Write out the listing below without alteration, omitting its pictures.

══════

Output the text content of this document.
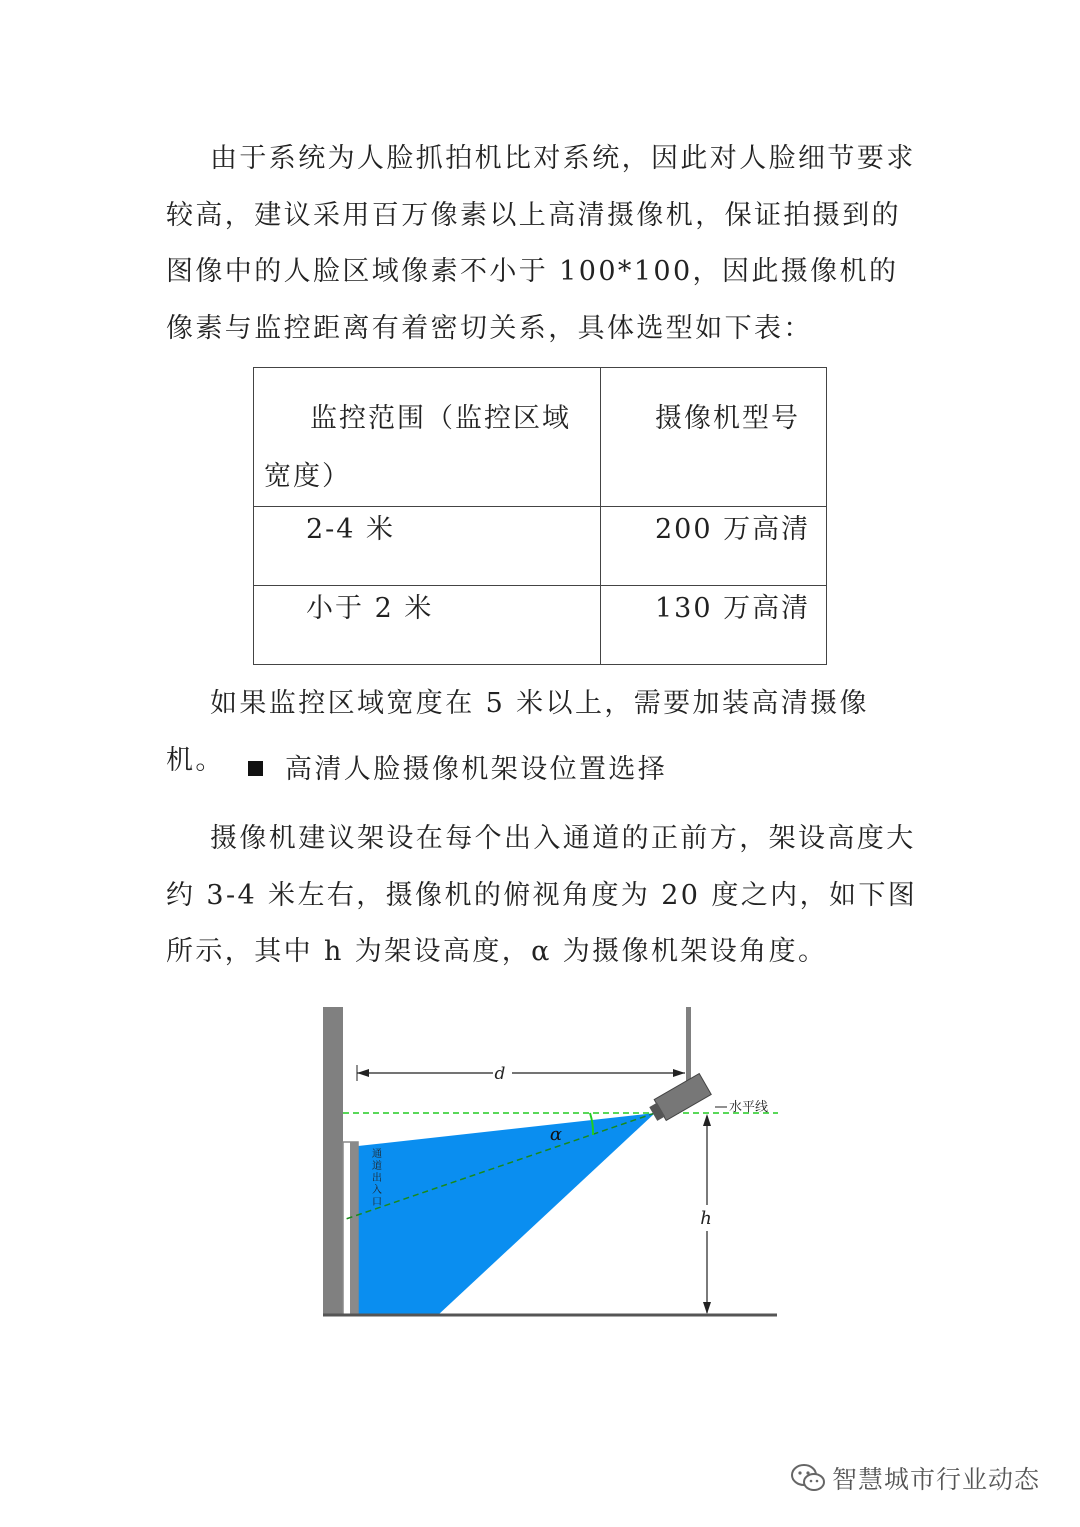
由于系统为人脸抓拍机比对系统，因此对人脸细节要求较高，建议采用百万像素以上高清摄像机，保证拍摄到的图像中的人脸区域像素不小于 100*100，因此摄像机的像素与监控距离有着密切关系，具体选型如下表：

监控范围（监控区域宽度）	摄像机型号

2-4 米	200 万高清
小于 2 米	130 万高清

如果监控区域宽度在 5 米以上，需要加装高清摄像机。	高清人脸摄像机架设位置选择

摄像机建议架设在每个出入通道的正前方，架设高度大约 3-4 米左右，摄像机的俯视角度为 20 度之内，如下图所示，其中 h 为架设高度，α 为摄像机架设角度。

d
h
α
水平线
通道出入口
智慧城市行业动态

══════

= Written response =
Output the text content of this document.
由于系统为人脸抓拍机比对系统，因此对人脸细节要求较高，建议采用百万像素以上高清摄像机，保证拍摄到的图像中的人脸区域像素不小于 100*100，因此摄像机的像素与监控距离有着密切关系，具体选型如下表：

监控范围（监控区域宽度）	摄像机型号

2-4 米	200 万高清
小于 2 米	130 万高清

如果监控区域宽度在 5 米以上，需要加装高清摄像机。	高清人脸摄像机架设位置选择

摄像机建议架设在每个出入通道的正前方，架设高度大约 3-4 米左右，摄像机的俯视角度为 20 度之内，如下图所示，其中 h 为架设高度，α 为摄像机架设角度。

d
h
α
水平线
通道出入口
智慧城市行业动态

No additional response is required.